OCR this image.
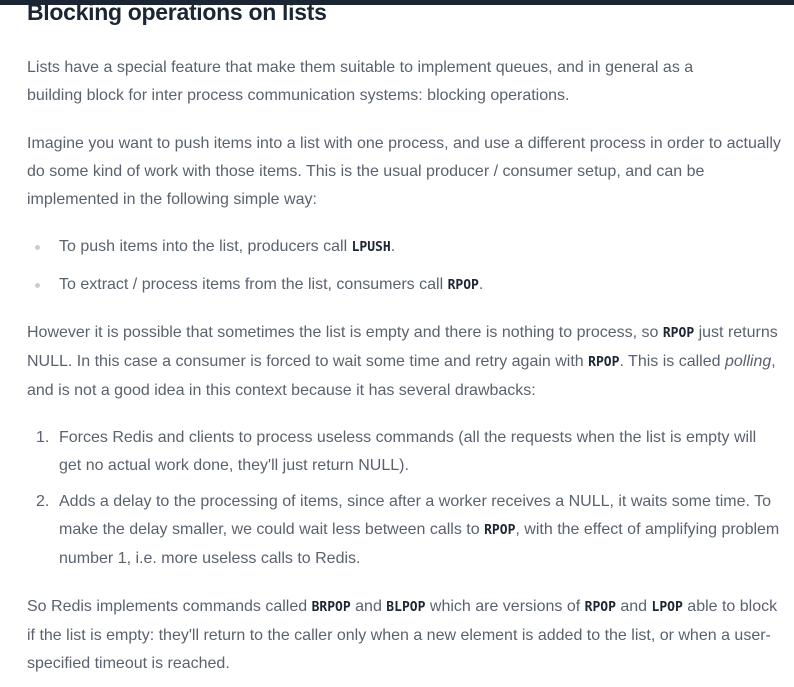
Blocking operations on lists

Lists have a special feature that make them suitable to implement queues, and in general as a building block for inter process communication systems: blocking operations.

Imagine you want to push items into a list with one process, and use a different process in order to actually do some kind of work with those items. This is the usual producer / consumer setup, and can be implemented in the following simple way:

To push items into the list, producers call LPUSH.
To extract / process items from the list, consumers call RPOP.

However it is possible that sometimes the list is empty and there is nothing to process, so RPOP just returns NULL. In this case a consumer is forced to wait some time and retry again with RPOP. This is called polling, and is not a good idea in this context because it has several drawbacks:

1. Forces Redis and clients to process useless commands (all the requests when the list is empty will get no actual work done, they'll just return NULL).
2. Adds a delay to the processing of items, since after a worker receives a NULL, it waits some time. To make the delay smaller, we could wait less between calls to RPOP, with the effect of amplifying problem number 1, i.e. more useless calls to Redis.

So Redis implements commands called BRPOP and BLPOP which are versions of RPOP and LPOP able to block if the list is empty: they'll return to the caller only when a new element is added to the list, or when a user-specified timeout is reached.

++++++

_Instructions for the task:_
Show the lines of the records that include the string "useless".

_The output:_
1. Forces Redis and clients to process useless commands (all the requests when the list is empty will get no actual work done, they'll just return NULL).
2. Adds a delay to the processing of items, since after a worker receives a NULL, it waits some time. To make the delay smaller, we could wait less between calls to RPOP, with the effect of amplifying problem number 1, i.e. more useless calls to Redis.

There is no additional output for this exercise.